* Written problem *
Copy out every line in the entries below that includes "name".

--------------------------------

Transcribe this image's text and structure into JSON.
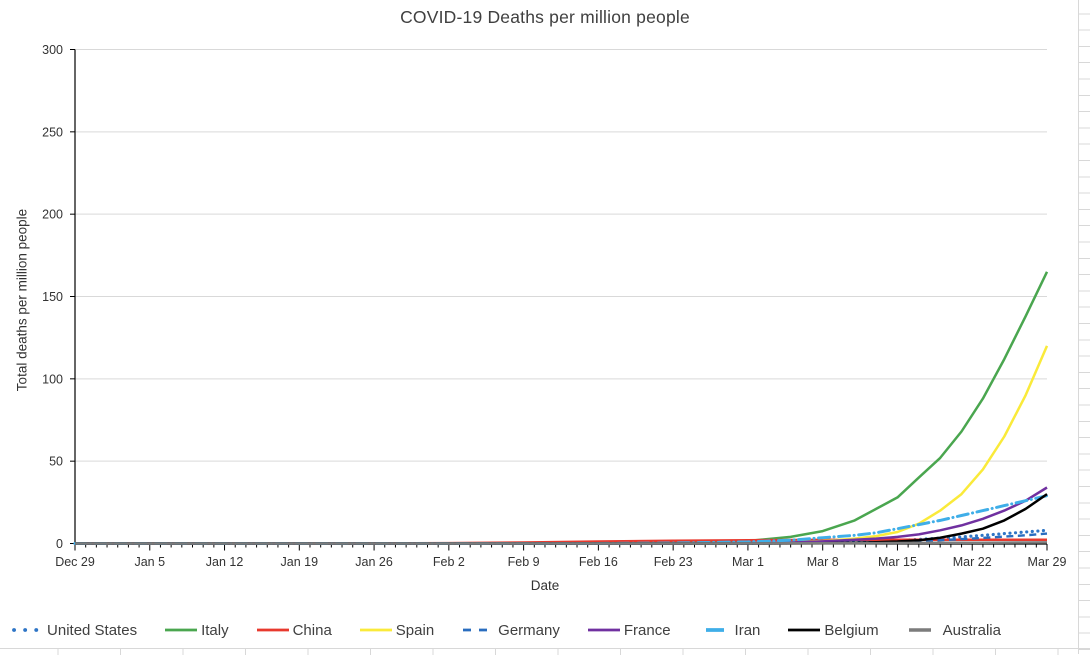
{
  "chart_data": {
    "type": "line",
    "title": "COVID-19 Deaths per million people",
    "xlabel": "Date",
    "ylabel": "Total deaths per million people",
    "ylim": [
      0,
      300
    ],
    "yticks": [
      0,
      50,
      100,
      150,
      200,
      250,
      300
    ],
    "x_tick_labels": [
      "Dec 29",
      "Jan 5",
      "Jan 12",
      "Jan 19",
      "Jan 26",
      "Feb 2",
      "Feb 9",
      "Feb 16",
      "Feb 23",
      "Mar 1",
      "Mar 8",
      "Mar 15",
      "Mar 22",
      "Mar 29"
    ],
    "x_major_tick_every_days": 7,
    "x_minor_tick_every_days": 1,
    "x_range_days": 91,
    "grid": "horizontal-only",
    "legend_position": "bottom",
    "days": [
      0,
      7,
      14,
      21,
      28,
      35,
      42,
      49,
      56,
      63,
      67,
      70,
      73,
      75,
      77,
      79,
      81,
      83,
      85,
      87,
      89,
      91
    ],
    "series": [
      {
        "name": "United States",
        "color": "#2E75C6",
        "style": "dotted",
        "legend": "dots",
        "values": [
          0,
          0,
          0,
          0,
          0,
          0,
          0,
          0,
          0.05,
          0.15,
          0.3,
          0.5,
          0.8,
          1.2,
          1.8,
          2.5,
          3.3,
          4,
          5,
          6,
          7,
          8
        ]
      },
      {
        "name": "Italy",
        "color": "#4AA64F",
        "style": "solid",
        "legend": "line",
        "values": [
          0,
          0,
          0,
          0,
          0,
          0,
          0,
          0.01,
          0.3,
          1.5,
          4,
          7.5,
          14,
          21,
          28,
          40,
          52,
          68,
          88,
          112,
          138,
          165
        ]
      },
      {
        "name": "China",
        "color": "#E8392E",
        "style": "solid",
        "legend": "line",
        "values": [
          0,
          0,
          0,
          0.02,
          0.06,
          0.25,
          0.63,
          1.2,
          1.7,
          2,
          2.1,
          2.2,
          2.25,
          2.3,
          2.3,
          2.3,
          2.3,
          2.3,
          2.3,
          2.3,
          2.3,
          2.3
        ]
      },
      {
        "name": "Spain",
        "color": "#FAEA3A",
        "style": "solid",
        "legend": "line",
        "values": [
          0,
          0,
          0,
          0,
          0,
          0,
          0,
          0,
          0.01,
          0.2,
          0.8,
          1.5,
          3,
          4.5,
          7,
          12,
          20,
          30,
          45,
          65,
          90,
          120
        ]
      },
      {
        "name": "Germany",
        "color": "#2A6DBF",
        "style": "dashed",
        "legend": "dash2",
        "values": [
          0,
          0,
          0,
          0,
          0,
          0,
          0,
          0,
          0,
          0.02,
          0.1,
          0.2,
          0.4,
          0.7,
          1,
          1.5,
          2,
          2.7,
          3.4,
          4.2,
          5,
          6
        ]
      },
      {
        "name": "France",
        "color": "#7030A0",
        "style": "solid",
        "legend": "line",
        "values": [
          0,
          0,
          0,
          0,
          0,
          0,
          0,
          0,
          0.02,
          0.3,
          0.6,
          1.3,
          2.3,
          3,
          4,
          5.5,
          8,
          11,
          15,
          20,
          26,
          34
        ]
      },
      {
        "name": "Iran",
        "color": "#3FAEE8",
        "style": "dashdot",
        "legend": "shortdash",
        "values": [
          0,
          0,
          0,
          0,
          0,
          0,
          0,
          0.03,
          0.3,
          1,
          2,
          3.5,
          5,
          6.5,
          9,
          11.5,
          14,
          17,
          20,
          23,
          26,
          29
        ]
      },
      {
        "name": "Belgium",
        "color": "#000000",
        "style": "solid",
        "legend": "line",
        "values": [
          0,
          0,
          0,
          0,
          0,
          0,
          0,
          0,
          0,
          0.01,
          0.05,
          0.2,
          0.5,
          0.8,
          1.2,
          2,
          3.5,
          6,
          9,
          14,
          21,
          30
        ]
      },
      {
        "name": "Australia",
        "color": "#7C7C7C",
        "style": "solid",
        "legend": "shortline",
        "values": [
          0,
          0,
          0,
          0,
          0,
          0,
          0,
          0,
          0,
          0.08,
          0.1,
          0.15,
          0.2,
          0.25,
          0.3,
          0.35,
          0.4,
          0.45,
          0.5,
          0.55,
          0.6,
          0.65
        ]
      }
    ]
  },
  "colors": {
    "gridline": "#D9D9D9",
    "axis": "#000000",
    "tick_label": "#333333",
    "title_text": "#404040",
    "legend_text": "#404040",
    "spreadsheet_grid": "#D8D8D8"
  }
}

--------------------------------

* Exercise response *
        "name": "United States",
        "name": "Italy",
        "name": "China",
        "name": "Spain",
        "name": "Germany",
        "name": "France",
        "name": "Iran",
        "name": "Belgium",
        "name": "Australia",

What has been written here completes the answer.